Count lines with the string "Favorite" in them. State the number alone.

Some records
----------

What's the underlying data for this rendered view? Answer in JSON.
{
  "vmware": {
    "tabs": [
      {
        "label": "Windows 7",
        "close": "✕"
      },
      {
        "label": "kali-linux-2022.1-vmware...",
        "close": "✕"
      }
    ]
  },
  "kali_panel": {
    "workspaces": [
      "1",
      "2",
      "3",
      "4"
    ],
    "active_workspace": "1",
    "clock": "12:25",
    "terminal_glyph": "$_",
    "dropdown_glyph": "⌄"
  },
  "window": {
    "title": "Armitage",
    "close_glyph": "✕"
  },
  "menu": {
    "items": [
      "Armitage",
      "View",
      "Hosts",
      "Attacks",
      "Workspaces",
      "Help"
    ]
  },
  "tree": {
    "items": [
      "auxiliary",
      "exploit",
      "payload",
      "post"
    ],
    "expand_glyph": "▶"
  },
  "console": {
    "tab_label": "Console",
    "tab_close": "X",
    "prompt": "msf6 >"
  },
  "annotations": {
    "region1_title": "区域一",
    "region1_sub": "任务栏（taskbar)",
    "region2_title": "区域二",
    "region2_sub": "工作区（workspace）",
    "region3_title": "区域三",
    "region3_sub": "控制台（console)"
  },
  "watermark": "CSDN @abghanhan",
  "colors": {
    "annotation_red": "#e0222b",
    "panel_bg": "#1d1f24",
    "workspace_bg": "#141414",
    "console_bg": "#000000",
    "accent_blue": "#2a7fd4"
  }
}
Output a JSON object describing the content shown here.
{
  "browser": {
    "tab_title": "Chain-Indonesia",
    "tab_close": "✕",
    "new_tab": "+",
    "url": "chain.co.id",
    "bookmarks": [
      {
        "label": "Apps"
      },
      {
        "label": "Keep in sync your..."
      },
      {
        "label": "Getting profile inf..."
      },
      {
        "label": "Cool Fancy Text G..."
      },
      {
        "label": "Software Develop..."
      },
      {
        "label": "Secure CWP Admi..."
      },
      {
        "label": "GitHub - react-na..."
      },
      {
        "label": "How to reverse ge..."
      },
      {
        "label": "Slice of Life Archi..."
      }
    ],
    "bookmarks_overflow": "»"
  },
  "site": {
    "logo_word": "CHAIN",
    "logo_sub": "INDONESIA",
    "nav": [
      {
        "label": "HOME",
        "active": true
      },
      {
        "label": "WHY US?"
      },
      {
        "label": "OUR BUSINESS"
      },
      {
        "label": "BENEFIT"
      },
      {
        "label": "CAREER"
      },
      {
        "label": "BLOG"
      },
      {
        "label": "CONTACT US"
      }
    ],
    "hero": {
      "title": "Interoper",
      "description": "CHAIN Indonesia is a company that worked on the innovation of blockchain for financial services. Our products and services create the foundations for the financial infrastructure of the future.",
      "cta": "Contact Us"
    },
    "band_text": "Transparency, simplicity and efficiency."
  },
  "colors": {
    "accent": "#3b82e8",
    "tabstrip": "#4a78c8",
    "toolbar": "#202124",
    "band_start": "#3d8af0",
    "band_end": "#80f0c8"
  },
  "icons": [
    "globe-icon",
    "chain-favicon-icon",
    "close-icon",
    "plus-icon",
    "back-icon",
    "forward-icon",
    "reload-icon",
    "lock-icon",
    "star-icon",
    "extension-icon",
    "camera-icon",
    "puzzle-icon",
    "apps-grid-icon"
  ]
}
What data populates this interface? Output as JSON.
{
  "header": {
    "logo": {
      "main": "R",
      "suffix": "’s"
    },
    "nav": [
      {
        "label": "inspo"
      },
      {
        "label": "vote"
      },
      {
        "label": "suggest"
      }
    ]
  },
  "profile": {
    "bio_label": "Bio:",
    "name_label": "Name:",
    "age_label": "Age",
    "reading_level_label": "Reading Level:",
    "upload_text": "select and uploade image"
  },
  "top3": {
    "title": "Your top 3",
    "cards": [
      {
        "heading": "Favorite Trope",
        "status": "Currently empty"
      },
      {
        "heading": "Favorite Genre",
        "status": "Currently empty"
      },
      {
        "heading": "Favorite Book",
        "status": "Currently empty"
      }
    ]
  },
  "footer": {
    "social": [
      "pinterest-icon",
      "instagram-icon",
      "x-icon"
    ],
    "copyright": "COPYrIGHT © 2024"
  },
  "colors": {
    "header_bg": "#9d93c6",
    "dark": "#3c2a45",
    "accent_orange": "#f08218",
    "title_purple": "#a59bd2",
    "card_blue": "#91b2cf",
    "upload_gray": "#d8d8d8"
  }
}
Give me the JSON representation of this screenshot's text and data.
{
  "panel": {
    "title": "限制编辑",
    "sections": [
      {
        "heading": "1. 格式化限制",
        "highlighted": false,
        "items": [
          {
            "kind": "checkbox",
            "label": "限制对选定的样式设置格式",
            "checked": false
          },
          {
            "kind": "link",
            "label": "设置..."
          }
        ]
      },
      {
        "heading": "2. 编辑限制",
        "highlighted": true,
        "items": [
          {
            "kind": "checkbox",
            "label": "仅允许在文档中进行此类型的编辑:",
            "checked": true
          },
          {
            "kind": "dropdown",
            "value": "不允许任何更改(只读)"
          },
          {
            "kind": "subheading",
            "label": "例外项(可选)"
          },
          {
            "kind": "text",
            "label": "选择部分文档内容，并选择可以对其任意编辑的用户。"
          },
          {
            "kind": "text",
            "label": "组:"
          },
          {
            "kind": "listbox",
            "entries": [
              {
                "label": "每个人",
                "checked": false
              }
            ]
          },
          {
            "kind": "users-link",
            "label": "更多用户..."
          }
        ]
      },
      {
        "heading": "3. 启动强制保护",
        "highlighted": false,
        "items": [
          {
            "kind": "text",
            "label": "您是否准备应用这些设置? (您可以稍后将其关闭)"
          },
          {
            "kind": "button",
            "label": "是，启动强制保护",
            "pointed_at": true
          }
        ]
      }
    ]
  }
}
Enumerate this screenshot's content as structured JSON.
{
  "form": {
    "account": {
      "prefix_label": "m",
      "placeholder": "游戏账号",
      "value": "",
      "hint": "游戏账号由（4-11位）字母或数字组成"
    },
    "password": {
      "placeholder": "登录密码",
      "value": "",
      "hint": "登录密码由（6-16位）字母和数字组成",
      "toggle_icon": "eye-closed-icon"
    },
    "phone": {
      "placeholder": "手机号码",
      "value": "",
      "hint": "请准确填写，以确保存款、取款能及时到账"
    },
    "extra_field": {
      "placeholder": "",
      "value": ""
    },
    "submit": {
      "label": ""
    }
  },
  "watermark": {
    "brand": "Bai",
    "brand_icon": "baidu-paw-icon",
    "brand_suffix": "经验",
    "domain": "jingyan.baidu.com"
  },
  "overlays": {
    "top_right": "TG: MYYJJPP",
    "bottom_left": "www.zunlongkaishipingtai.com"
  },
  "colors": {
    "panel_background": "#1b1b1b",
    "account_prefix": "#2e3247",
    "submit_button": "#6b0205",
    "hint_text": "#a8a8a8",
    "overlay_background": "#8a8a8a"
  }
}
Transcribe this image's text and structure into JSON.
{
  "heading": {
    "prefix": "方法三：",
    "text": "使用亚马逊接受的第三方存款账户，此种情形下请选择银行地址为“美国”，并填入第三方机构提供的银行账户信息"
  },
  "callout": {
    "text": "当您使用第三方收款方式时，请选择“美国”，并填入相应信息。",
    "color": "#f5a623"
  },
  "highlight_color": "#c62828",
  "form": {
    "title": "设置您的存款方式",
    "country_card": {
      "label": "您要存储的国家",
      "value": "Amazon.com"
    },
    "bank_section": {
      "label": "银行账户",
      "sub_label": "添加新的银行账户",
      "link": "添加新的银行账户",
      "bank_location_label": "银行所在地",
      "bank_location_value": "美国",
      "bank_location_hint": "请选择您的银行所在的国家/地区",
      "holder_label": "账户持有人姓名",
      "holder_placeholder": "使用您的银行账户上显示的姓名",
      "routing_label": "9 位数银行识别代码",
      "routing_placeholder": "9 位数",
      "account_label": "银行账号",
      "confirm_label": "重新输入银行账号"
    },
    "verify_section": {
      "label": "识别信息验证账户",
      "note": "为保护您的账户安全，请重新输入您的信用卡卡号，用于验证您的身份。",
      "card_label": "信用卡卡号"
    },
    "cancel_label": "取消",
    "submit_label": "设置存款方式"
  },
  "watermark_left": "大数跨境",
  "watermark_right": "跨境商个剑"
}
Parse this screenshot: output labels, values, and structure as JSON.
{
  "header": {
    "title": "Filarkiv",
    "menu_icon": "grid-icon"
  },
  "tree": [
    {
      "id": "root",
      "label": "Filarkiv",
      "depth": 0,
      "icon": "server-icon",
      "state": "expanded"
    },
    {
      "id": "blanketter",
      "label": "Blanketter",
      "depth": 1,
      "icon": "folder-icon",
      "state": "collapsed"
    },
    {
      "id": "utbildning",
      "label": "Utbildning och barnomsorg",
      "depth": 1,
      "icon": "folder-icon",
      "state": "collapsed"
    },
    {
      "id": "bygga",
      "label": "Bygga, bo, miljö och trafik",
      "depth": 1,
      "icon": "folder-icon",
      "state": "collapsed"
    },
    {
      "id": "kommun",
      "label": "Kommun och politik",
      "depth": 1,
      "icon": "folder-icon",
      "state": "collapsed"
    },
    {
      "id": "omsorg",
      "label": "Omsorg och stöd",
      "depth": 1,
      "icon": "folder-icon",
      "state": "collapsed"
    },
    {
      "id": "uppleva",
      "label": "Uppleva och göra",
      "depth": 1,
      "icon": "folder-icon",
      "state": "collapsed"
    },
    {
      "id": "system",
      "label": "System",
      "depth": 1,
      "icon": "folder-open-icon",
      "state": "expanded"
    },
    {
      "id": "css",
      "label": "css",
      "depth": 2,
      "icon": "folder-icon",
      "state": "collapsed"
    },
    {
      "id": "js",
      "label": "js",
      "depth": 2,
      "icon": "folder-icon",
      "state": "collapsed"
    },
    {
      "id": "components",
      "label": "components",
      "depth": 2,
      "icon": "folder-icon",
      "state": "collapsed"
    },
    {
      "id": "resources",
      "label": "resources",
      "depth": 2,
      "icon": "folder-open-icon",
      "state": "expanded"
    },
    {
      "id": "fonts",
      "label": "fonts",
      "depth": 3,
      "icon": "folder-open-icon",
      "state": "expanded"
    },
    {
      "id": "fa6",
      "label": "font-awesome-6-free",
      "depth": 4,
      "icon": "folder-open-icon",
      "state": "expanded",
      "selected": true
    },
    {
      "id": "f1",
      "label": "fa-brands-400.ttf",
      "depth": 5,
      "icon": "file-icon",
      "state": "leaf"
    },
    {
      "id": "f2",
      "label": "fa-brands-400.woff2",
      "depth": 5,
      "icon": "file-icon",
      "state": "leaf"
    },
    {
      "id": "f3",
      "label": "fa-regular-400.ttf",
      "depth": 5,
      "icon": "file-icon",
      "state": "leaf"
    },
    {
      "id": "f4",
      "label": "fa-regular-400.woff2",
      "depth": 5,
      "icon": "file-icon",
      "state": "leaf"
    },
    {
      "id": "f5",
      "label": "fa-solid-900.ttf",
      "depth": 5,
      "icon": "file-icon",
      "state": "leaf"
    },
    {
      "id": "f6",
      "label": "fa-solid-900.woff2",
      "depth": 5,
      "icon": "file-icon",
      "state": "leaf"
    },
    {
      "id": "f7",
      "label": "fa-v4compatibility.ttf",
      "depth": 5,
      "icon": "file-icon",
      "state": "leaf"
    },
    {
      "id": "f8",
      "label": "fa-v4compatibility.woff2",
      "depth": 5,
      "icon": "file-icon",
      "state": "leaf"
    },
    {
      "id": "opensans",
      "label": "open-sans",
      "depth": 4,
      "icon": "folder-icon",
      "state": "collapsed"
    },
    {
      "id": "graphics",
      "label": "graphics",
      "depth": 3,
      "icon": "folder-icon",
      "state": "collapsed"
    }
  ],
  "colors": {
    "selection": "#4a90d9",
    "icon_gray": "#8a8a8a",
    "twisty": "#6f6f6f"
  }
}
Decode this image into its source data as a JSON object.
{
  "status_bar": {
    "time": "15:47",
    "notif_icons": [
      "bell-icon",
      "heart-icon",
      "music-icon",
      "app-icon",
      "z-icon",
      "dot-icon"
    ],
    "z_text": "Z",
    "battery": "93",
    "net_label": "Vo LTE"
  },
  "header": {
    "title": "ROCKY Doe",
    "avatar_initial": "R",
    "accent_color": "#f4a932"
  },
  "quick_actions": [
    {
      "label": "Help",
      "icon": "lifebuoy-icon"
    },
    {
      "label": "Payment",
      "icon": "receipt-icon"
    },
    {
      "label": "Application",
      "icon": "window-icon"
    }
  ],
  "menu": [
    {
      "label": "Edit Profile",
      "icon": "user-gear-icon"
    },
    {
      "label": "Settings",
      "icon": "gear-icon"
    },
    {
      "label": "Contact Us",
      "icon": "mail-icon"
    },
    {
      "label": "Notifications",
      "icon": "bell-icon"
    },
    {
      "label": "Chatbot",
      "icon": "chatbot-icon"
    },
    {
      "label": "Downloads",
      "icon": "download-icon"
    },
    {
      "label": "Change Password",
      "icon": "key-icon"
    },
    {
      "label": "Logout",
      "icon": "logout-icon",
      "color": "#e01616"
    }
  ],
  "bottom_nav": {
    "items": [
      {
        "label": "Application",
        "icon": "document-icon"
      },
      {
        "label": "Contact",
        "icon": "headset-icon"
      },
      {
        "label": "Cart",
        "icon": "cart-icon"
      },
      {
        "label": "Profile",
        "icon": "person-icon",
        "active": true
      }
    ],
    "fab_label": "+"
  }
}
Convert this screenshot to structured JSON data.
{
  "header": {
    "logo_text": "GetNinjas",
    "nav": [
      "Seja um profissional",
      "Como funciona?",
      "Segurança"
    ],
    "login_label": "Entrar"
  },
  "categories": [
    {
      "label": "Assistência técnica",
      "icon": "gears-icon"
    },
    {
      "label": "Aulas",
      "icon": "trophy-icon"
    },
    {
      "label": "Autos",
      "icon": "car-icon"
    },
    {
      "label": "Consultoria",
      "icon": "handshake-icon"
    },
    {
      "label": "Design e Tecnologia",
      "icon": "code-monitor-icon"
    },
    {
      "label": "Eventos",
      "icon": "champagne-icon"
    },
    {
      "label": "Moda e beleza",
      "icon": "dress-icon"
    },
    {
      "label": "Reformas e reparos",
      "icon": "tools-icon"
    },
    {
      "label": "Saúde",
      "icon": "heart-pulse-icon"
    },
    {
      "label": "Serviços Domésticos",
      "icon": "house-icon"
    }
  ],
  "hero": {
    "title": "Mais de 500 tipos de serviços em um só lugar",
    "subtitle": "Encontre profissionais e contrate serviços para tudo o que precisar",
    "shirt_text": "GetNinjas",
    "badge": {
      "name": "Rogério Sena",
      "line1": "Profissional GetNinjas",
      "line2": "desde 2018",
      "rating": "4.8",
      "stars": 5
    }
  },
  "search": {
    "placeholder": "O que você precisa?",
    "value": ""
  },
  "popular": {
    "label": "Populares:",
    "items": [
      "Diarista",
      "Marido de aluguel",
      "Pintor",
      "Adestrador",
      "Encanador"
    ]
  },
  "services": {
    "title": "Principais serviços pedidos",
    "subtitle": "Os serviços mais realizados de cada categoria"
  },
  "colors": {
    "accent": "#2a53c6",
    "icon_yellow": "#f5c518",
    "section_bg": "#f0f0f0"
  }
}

----------

The response: 3